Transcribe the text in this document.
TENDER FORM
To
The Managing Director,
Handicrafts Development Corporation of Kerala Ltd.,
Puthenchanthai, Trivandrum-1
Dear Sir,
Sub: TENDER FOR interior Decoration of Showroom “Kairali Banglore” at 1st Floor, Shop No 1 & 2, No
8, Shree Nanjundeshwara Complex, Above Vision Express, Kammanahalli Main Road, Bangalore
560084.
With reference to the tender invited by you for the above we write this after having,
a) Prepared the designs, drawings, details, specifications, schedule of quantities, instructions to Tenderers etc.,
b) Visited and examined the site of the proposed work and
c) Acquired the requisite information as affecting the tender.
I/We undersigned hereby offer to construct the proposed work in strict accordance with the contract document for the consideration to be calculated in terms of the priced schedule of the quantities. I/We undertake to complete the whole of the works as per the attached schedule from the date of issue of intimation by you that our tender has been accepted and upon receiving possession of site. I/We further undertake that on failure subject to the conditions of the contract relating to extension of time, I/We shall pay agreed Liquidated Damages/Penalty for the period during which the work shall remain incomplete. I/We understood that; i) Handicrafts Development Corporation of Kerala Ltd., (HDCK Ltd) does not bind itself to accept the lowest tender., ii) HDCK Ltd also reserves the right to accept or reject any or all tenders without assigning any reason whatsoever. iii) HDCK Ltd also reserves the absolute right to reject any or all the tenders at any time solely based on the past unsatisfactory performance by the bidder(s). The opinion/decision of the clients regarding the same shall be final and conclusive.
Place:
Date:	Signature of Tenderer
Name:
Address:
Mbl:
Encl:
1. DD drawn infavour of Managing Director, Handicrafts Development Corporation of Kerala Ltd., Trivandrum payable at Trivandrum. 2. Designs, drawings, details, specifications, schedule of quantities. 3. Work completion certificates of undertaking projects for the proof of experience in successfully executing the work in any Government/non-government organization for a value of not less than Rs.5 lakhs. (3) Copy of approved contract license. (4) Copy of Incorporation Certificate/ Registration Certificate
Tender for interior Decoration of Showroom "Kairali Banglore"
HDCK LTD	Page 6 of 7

- - - -

Instruction: Pull every line containing "details" out of the data above.

Problem solution:
a) Prepared the designs, drawings, details, specifications, schedule of quantities, instructions to Tenderers etc.,
1. DD drawn infavour of Managing Director, Handicrafts Development Corporation of Kerala Ltd., Trivandrum payable at Trivandrum. 2. Designs, drawings, details, specifications, schedule of quantities. 3. Work completion certificates of undertaking projects for the proof of experience in successfully executing the work in any Government/non-government organization for a value of not less than Rs.5 lakhs. (3) Copy of approved contract license. (4) Copy of Incorporation Certificate/ Registration Certificate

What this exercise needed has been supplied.